* **PROBLEM REQUIREMENTS**:
Please retype the items below line for line without changing any character, and leave out the pictures.
— start ENTRIES —
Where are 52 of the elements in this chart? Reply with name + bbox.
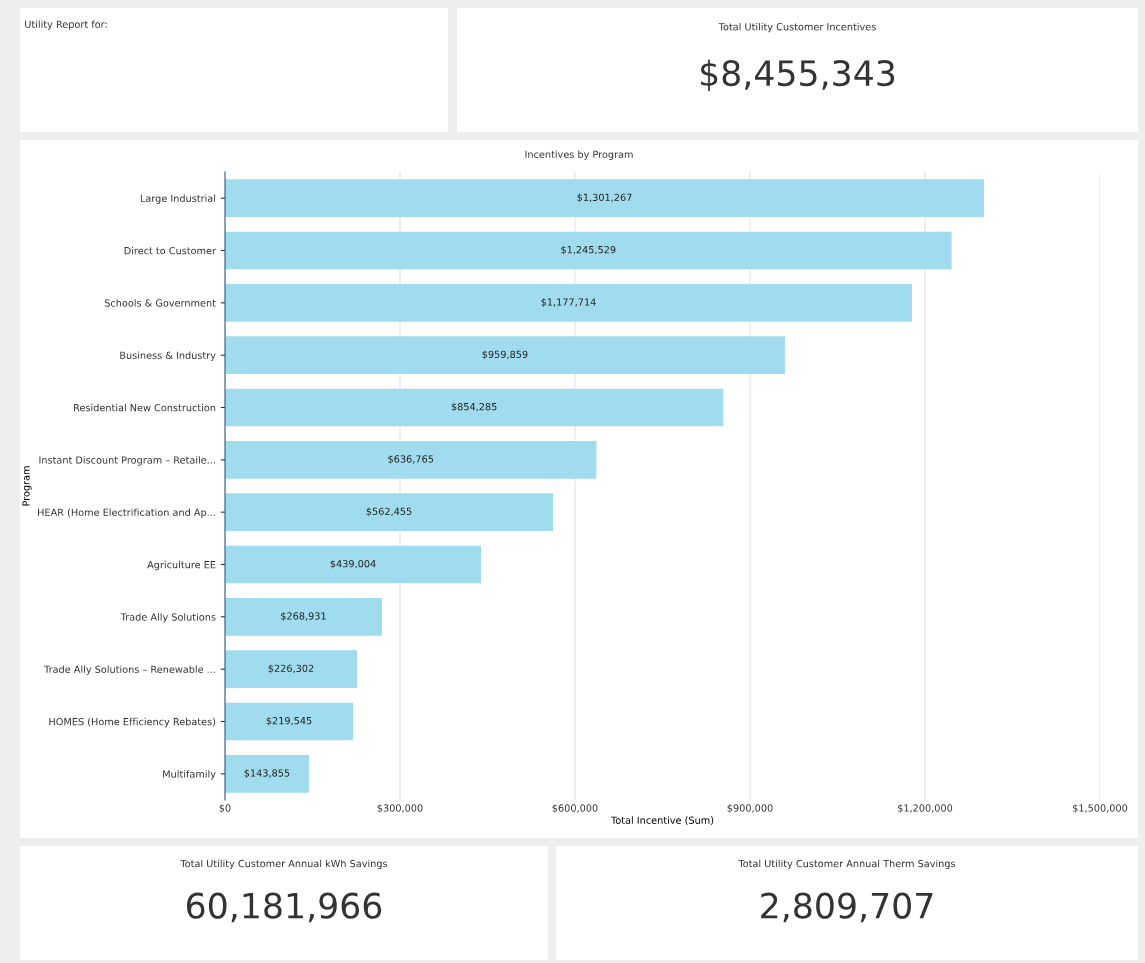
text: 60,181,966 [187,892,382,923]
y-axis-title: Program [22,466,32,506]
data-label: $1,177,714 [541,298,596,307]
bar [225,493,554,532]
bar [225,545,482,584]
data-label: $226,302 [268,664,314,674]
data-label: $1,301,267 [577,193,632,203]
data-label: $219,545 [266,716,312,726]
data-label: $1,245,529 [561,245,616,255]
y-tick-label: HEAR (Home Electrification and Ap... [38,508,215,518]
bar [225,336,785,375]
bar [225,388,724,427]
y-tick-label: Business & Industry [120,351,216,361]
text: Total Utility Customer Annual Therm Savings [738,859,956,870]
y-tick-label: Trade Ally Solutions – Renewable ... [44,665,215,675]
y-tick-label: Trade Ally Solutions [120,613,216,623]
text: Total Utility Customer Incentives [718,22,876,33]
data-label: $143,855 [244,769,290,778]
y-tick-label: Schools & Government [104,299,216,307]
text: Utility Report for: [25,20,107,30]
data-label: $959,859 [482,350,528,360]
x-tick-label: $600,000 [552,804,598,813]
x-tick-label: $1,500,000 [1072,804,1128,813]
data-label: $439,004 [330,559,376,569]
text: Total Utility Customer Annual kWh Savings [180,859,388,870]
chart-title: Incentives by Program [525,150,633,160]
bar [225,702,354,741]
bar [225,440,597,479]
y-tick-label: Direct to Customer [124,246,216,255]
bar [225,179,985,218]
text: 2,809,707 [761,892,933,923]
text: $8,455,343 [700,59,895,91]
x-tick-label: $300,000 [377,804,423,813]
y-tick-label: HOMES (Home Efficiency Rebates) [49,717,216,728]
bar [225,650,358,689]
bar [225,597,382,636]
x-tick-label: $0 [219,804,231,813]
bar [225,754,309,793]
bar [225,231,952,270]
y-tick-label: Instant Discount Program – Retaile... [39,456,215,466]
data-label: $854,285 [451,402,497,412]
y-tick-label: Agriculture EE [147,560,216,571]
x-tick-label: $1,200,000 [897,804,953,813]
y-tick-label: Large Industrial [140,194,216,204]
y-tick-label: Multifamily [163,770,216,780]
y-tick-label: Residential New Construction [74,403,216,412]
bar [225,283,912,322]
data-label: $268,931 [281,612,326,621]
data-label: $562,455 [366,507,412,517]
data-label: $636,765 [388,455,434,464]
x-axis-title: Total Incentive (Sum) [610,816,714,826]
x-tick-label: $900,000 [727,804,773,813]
— end ENTRIES —
* **RESPONSE TO THIS TASK**:
Where are 52 of the elements in this chart? Reply with name + bbox.
text: 60,181,966 [187,892,382,923]
y-axis-title: Program [22,466,32,506]
data-label: $1,177,714 [541,298,596,307]
bar [225,493,554,532]
bar [225,545,482,584]
data-label: $226,302 [268,664,314,674]
data-label: $1,301,267 [577,193,632,203]
data-label: $219,545 [266,716,312,726]
data-label: $1,245,529 [561,245,616,255]
y-tick-label: HEAR (Home Electrification and Ap... [38,508,215,518]
bar [225,336,785,375]
bar [225,388,724,427]
y-tick-label: Business & Industry [120,351,216,361]
text: Total Utility Customer Annual Therm Savings [738,859,956,870]
y-tick-label: Trade Ally Solutions – Renewable ... [44,665,215,675]
y-tick-label: Trade Ally Solutions [120,613,216,623]
text: Total Utility Customer Incentives [718,22,876,33]
data-label: $143,855 [244,769,290,778]
y-tick-label: Schools & Government [104,299,216,307]
text: Utility Report for: [25,20,107,30]
data-label: $959,859 [482,350,528,360]
x-tick-label: $600,000 [552,804,598,813]
x-tick-label: $1,500,000 [1072,804,1128,813]
data-label: $439,004 [330,559,376,569]
text: Total Utility Customer Annual kWh Savings [180,859,388,870]
chart-title: Incentives by Program [525,150,633,160]
bar [225,702,354,741]
bar [225,440,597,479]
y-tick-label: Direct to Customer [124,246,216,255]
bar [225,179,985,218]
text: 2,809,707 [761,892,933,923]
text: $8,455,343 [700,59,895,91]
x-tick-label: $300,000 [377,804,423,813]
y-tick-label: HOMES (Home Efficiency Rebates) [49,717,216,728]
bar [225,650,358,689]
bar [225,597,382,636]
x-tick-label: $0 [219,804,231,813]
bar [225,754,309,793]
bar [225,231,952,270]
y-tick-label: Instant Discount Program – Retaile... [39,456,215,466]
data-label: $854,285 [451,402,497,412]
y-tick-label: Agriculture EE [147,560,216,571]
x-tick-label: $1,200,000 [897,804,953,813]
y-tick-label: Large Industrial [140,194,216,204]
y-tick-label: Multifamily [163,770,216,780]
y-tick-label: Residential New Construction [74,403,216,412]
bar [225,283,912,322]
data-label: $268,931 [281,612,326,621]
data-label: $562,455 [366,507,412,517]
data-label: $636,765 [388,455,434,464]
x-axis-title: Total Incentive (Sum) [610,816,714,826]
x-tick-label: $900,000 [727,804,773,813]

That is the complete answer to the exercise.